• Input rows
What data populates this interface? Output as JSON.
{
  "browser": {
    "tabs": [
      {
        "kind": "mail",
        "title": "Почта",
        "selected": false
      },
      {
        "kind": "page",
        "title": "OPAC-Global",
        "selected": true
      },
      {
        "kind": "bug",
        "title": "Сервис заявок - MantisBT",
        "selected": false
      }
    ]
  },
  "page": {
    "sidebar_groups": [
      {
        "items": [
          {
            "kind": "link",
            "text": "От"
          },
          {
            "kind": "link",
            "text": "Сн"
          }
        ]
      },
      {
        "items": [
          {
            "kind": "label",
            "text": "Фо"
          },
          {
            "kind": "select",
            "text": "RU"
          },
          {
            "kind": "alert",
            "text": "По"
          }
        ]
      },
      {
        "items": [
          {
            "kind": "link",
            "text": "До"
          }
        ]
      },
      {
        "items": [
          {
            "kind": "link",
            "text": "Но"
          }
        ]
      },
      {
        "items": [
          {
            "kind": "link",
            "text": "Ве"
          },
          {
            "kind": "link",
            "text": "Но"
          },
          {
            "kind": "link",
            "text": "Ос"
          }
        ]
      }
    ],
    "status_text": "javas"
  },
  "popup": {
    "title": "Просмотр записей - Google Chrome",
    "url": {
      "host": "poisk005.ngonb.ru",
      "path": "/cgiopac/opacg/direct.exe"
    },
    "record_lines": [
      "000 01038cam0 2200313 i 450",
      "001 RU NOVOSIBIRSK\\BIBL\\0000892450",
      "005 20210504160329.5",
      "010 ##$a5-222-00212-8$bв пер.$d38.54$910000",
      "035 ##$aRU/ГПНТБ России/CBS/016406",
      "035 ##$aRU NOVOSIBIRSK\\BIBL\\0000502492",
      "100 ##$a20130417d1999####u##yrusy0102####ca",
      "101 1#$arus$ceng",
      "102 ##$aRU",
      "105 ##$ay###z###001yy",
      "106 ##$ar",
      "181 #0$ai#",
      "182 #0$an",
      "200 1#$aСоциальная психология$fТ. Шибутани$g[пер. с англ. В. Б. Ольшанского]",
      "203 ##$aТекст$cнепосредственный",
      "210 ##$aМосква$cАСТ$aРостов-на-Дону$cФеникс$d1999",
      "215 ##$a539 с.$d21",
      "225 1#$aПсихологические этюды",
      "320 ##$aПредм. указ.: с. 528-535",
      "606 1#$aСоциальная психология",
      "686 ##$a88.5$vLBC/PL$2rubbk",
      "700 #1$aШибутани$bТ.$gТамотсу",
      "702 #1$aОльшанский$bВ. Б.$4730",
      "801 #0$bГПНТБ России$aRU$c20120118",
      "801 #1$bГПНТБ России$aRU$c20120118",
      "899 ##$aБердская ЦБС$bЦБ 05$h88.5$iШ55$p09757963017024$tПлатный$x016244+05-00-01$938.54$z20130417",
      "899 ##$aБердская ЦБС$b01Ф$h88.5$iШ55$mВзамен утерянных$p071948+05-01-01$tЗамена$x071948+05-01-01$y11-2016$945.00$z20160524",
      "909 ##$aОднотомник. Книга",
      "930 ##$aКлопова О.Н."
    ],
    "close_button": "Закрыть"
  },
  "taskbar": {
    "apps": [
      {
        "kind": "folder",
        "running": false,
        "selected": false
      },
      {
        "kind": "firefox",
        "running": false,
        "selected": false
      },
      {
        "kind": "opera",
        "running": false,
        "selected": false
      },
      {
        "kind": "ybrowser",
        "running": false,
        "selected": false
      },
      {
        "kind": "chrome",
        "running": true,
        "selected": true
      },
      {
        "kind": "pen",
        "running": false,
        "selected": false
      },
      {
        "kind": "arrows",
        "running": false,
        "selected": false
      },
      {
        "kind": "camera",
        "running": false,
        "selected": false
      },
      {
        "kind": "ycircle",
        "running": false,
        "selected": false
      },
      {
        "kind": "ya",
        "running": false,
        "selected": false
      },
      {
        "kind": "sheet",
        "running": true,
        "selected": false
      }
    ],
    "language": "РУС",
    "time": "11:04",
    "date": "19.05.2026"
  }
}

• Your goal
Restate the records, all of them, precisely as written.

• Task answer
What data populates this interface? Output as JSON.
{
  "browser": {
    "tabs": [
      {
        "kind": "mail",
        "title": "Почта",
        "selected": false
      },
      {
        "kind": "page",
        "title": "OPAC-Global",
        "selected": true
      },
      {
        "kind": "bug",
        "title": "Сервис заявок - MantisBT",
        "selected": false
      }
    ]
  },
  "page": {
    "sidebar_groups": [
      {
        "items": [
          {
            "kind": "link",
            "text": "От"
          },
          {
            "kind": "link",
            "text": "Сн"
          }
        ]
      },
      {
        "items": [
          {
            "kind": "label",
            "text": "Фо"
          },
          {
            "kind": "select",
            "text": "RU"
          },
          {
            "kind": "alert",
            "text": "По"
          }
        ]
      },
      {
        "items": [
          {
            "kind": "link",
            "text": "До"
          }
        ]
      },
      {
        "items": [
          {
            "kind": "link",
            "text": "Но"
          }
        ]
      },
      {
        "items": [
          {
            "kind": "link",
            "text": "Ве"
          },
          {
            "kind": "link",
            "text": "Но"
          },
          {
            "kind": "link",
            "text": "Ос"
          }
        ]
      }
    ],
    "status_text": "javas"
  },
  "popup": {
    "title": "Просмотр записей - Google Chrome",
    "url": {
      "host": "poisk005.ngonb.ru",
      "path": "/cgiopac/opacg/direct.exe"
    },
    "record_lines": [
      "000 01038cam0 2200313 i 450",
      "001 RU NOVOSIBIRSK\\BIBL\\0000892450",
      "005 20210504160329.5",
      "010 ##$a5-222-00212-8$bв пер.$d38.54$910000",
      "035 ##$aRU/ГПНТБ России/CBS/016406",
      "035 ##$aRU NOVOSIBIRSK\\BIBL\\0000502492",
      "100 ##$a20130417d1999####u##yrusy0102####ca",
      "101 1#$arus$ceng",
      "102 ##$aRU",
      "105 ##$ay###z###001yy",
      "106 ##$ar",
      "181 #0$ai#",
      "182 #0$an",
      "200 1#$aСоциальная психология$fТ. Шибутани$g[пер. с англ. В. Б. Ольшанского]",
      "203 ##$aТекст$cнепосредственный",
      "210 ##$aМосква$cАСТ$aРостов-на-Дону$cФеникс$d1999",
      "215 ##$a539 с.$d21",
      "225 1#$aПсихологические этюды",
      "320 ##$aПредм. указ.: с. 528-535",
      "606 1#$aСоциальная психология",
      "686 ##$a88.5$vLBC/PL$2rubbk",
      "700 #1$aШибутани$bТ.$gТамотсу",
      "702 #1$aОльшанский$bВ. Б.$4730",
      "801 #0$bГПНТБ России$aRU$c20120118",
      "801 #1$bГПНТБ России$aRU$c20120118",
      "899 ##$aБердская ЦБС$bЦБ 05$h88.5$iШ55$p09757963017024$tПлатный$x016244+05-00-01$938.54$z20130417",
      "899 ##$aБердская ЦБС$b01Ф$h88.5$iШ55$mВзамен утерянных$p071948+05-01-01$tЗамена$x071948+05-01-01$y11-2016$945.00$z20160524",
      "909 ##$aОднотомник. Книга",
      "930 ##$aКлопова О.Н."
    ],
    "close_button": "Закрыть"
  },
  "taskbar": {
    "apps": [
      {
        "kind": "folder",
        "running": false,
        "selected": false
      },
      {
        "kind": "firefox",
        "running": false,
        "selected": false
      },
      {
        "kind": "opera",
        "running": false,
        "selected": false
      },
      {
        "kind": "ybrowser",
        "running": false,
        "selected": false
      },
      {
        "kind": "chrome",
        "running": true,
        "selected": true
      },
      {
        "kind": "pen",
        "running": false,
        "selected": false
      },
      {
        "kind": "arrows",
        "running": false,
        "selected": false
      },
      {
        "kind": "camera",
        "running": false,
        "selected": false
      },
      {
        "kind": "ycircle",
        "running": false,
        "selected": false
      },
      {
        "kind": "ya",
        "running": false,
        "selected": false
      },
      {
        "kind": "sheet",
        "running": true,
        "selected": false
      }
    ],
    "language": "РУС",
    "time": "11:04",
    "date": "19.05.2026"
  }
}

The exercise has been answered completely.